- _TASK TO COMPLETE_
Copy each line of the entries beneath that contains the word "baik".

- _RECORDS FOR THE EXERCISE_
┄┄┄┄┄┄
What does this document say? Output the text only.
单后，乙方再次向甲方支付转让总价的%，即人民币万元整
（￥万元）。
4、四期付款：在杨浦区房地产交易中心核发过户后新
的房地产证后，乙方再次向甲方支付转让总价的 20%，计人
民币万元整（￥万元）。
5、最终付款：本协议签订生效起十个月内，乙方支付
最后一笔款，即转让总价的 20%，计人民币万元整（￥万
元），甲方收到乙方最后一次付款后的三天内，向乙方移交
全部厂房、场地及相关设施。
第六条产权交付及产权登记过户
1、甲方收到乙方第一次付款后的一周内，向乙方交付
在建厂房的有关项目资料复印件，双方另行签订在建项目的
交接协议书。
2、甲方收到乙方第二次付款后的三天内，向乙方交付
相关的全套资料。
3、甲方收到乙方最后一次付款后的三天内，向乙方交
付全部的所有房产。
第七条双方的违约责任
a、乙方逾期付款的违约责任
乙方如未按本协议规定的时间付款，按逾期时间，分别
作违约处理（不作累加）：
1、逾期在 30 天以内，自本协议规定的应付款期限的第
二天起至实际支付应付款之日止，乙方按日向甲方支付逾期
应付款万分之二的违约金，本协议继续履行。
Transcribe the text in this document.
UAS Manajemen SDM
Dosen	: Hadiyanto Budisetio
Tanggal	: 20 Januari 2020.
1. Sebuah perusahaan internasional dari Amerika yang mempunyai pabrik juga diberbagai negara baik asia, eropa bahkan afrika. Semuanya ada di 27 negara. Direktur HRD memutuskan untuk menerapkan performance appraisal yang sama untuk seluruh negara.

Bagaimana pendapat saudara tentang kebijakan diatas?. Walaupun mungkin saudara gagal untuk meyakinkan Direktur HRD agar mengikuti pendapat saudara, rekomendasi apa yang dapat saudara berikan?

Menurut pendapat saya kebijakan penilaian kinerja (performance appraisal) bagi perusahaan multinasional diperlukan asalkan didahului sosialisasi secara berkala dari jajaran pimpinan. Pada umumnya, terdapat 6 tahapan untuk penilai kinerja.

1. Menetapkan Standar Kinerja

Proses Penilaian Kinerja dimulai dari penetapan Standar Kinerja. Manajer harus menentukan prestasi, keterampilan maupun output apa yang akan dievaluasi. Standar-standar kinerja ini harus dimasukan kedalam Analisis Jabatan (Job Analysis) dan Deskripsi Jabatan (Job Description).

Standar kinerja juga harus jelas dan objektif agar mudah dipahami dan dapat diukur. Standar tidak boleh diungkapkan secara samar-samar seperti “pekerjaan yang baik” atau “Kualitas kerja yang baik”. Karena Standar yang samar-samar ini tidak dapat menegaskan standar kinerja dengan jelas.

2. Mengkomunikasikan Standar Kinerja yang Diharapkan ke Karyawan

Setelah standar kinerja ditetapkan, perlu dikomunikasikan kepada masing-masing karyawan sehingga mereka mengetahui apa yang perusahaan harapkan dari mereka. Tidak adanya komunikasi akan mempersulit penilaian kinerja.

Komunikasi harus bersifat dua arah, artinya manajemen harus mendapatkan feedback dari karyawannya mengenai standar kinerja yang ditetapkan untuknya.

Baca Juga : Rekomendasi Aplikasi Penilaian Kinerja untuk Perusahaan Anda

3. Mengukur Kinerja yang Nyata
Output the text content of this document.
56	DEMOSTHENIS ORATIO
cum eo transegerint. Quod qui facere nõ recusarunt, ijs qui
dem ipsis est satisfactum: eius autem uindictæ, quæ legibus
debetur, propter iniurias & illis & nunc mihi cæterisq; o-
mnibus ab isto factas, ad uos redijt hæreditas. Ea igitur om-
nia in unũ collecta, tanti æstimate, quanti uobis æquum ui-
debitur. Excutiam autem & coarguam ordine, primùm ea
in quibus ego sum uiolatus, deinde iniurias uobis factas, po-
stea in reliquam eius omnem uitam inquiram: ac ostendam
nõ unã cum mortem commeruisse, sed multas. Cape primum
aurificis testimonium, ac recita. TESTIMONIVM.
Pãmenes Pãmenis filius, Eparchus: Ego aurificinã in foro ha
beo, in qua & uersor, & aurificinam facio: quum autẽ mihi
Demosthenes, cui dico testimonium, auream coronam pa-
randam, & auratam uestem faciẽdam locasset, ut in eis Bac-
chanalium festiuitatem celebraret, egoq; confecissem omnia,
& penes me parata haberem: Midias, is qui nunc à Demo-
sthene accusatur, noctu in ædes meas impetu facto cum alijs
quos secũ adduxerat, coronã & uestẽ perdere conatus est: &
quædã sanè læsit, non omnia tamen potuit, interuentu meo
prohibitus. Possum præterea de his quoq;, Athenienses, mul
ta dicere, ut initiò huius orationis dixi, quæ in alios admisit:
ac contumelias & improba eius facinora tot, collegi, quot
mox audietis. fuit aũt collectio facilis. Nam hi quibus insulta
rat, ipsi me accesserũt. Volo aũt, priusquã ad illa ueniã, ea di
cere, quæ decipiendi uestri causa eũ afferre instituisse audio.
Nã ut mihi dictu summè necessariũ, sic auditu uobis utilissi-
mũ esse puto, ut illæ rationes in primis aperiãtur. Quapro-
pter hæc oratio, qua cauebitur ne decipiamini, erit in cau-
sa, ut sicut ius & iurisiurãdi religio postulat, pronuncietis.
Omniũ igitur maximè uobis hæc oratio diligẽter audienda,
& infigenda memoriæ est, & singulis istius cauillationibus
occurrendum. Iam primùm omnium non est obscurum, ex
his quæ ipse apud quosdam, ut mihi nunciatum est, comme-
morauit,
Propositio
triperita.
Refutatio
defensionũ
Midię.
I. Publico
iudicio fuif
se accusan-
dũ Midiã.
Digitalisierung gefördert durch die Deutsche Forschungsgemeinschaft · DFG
┄┄┄┄┄┄
- _EXPECTED ANSWER_
1. Sebuah perusahaan internasional dari Amerika yang mempunyai pabrik juga diberbagai negara baik asia, eropa bahkan afrika. Semuanya ada di 27 negara. Direktur HRD memutuskan untuk menerapkan performance appraisal yang sama untuk seluruh negara.
Standar kinerja juga harus jelas dan objektif agar mudah dipahami dan dapat diukur. Standar tidak boleh diungkapkan secara samar-samar seperti “pekerjaan yang baik” atau “Kualitas kerja yang baik”. Karena Standar yang samar-samar ini tidak dapat menegaskan standar kinerja dengan jelas.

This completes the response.